→ WRITTEN PROBLEM
Retype each record shown below, leaving every character as it is.

→ DATA SECTION
------------

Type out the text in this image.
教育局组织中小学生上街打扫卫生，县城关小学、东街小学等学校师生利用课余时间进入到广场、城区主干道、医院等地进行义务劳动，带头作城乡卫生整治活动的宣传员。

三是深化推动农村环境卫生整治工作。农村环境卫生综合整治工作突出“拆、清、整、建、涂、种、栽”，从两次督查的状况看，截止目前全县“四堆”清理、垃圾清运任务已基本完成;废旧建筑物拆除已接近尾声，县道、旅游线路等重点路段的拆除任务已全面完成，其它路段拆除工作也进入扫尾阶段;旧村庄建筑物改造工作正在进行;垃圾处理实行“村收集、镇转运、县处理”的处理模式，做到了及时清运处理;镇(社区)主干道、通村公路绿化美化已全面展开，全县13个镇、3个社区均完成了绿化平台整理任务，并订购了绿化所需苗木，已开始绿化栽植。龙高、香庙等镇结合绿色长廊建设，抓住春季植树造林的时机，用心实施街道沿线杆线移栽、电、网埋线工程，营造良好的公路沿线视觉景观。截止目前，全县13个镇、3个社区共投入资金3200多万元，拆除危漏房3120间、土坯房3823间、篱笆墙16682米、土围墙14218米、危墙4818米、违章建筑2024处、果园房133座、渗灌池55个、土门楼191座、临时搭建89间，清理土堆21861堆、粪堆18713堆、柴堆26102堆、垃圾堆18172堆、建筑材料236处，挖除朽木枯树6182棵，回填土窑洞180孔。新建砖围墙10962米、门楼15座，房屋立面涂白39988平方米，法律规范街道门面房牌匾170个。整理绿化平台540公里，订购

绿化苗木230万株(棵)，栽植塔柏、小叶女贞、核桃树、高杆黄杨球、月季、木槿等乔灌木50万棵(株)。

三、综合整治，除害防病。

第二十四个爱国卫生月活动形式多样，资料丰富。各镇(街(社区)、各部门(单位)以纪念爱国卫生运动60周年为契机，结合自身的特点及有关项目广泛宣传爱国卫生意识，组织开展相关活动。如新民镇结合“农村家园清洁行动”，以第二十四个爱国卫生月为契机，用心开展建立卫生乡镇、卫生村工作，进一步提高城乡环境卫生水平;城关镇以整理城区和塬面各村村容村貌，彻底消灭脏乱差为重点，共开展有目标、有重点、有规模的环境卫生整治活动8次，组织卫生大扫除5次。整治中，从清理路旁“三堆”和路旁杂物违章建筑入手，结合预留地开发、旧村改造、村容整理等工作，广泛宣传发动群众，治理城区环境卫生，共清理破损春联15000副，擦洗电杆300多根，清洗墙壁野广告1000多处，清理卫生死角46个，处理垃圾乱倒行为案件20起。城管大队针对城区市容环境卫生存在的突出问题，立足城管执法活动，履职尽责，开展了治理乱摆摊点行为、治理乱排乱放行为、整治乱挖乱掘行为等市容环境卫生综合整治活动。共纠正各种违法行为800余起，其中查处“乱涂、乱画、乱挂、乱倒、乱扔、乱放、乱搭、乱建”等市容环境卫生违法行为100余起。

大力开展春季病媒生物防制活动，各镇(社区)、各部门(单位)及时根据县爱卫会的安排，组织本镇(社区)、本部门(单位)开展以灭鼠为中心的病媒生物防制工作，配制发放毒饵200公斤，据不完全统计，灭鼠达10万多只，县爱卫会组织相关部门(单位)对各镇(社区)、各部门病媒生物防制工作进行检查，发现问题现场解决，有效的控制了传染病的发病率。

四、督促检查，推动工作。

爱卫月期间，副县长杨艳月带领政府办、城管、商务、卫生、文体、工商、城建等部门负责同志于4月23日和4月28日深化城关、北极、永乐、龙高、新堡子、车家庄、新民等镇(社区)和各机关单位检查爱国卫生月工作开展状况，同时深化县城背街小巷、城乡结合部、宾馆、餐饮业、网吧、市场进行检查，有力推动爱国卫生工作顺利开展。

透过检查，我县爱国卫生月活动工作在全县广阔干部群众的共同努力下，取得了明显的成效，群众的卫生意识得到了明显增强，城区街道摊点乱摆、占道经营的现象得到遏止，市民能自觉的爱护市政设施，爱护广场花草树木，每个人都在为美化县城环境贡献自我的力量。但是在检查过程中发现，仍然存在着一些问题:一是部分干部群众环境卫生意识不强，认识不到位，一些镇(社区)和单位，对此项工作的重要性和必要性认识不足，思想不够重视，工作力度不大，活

------------

→ ANSWER TO THIS TASK
Type out the text in this image.
教育局组织中小学生上街打扫卫生，县城关小学、东街小学等学校师生利用课余时间进入到广场、城区主干道、医院等地进行义务劳动，带头作城乡卫生整治活动的宣传员。

三是深化推动农村环境卫生整治工作。农村环境卫生综合整治工作突出“拆、清、整、建、涂、种、栽”，从两次督查的状况看，截止目前全县“四堆”清理、垃圾清运任务已基本完成;废旧建筑物拆除已接近尾声，县道、旅游线路等重点路段的拆除任务已全面完成，其它路段拆除工作也进入扫尾阶段;旧村庄建筑物改造工作正在进行;垃圾处理实行“村收集、镇转运、县处理”的处理模式，做到了及时清运处理;镇(社区)主干道、通村公路绿化美化已全面展开，全县13个镇、3个社区均完成了绿化平台整理任务，并订购了绿化所需苗木，已开始绿化栽植。龙高、香庙等镇结合绿色长廊建设，抓住春季植树造林的时机，用心实施街道沿线杆线移栽、电、网埋线工程，营造良好的公路沿线视觉景观。截止目前，全县13个镇、3个社区共投入资金3200多万元，拆除危漏房3120间、土坯房3823间、篱笆墙16682米、土围墙14218米、危墙4818米、违章建筑2024处、果园房133座、渗灌池55个、土门楼191座、临时搭建89间，清理土堆21861堆、粪堆18713堆、柴堆26102堆、垃圾堆18172堆、建筑材料236处，挖除朽木枯树6182棵，回填土窑洞180孔。新建砖围墙10962米、门楼15座，房屋立面涂白39988平方米，法律规范街道门面房牌匾170个。整理绿化平台540公里，订购

绿化苗木230万株(棵)，栽植塔柏、小叶女贞、核桃树、高杆黄杨球、月季、木槿等乔灌木50万棵(株)。

三、综合整治，除害防病。

第二十四个爱国卫生月活动形式多样，资料丰富。各镇(街(社区)、各部门(单位)以纪念爱国卫生运动60周年为契机，结合自身的特点及有关项目广泛宣传爱国卫生意识，组织开展相关活动。如新民镇结合“农村家园清洁行动”，以第二十四个爱国卫生月为契机，用心开展建立卫生乡镇、卫生村工作，进一步提高城乡环境卫生水平;城关镇以整理城区和塬面各村村容村貌，彻底消灭脏乱差为重点，共开展有目标、有重点、有规模的环境卫生整治活动8次，组织卫生大扫除5次。整治中，从清理路旁“三堆”和路旁杂物违章建筑入手，结合预留地开发、旧村改造、村容整理等工作，广泛宣传发动群众，治理城区环境卫生，共清理破损春联15000副，擦洗电杆300多根，清洗墙壁野广告1000多处，清理卫生死角46个，处理垃圾乱倒行为案件20起。城管大队针对城区市容环境卫生存在的突出问题，立足城管执法活动，履职尽责，开展了治理乱摆摊点行为、治理乱排乱放行为、整治乱挖乱掘行为等市容环境卫生综合整治活动。共纠正各种违法行为800余起，其中查处“乱涂、乱画、乱挂、乱倒、乱扔、乱放、乱搭、乱建”等市容环境卫生违法行为100余起。

大力开展春季病媒生物防制活动，各镇(社区)、各部门(单位)及时根据县爱卫会的安排，组织本镇(社区)、本部门(单位)开展以灭鼠为中心的病媒生物防制工作，配制发放毒饵200公斤，据不完全统计，灭鼠达10万多只，县爱卫会组织相关部门(单位)对各镇(社区)、各部门病媒生物防制工作进行检查，发现问题现场解决，有效的控制了传染病的发病率。

四、督促检查，推动工作。

爱卫月期间，副县长杨艳月带领政府办、城管、商务、卫生、文体、工商、城建等部门负责同志于4月23日和4月28日深化城关、北极、永乐、龙高、新堡子、车家庄、新民等镇(社区)和各机关单位检查爱国卫生月工作开展状况，同时深化县城背街小巷、城乡结合部、宾馆、餐饮业、网吧、市场进行检查，有力推动爱国卫生工作顺利开展。

透过检查，我县爱国卫生月活动工作在全县广阔干部群众的共同努力下，取得了明显的成效，群众的卫生意识得到了明显增强，城区街道摊点乱摆、占道经营的现象得到遏止，市民能自觉的爱护市政设施，爱护广场花草树木，每个人都在为美化县城环境贡献自我的力量。但是在检查过程中发现，仍然存在着一些问题:一是部分干部群众环境卫生意识不强，认识不到位，一些镇(社区)和单位，对此项工作的重要性和必要性认识不足，思想不够重视，工作力度不大，活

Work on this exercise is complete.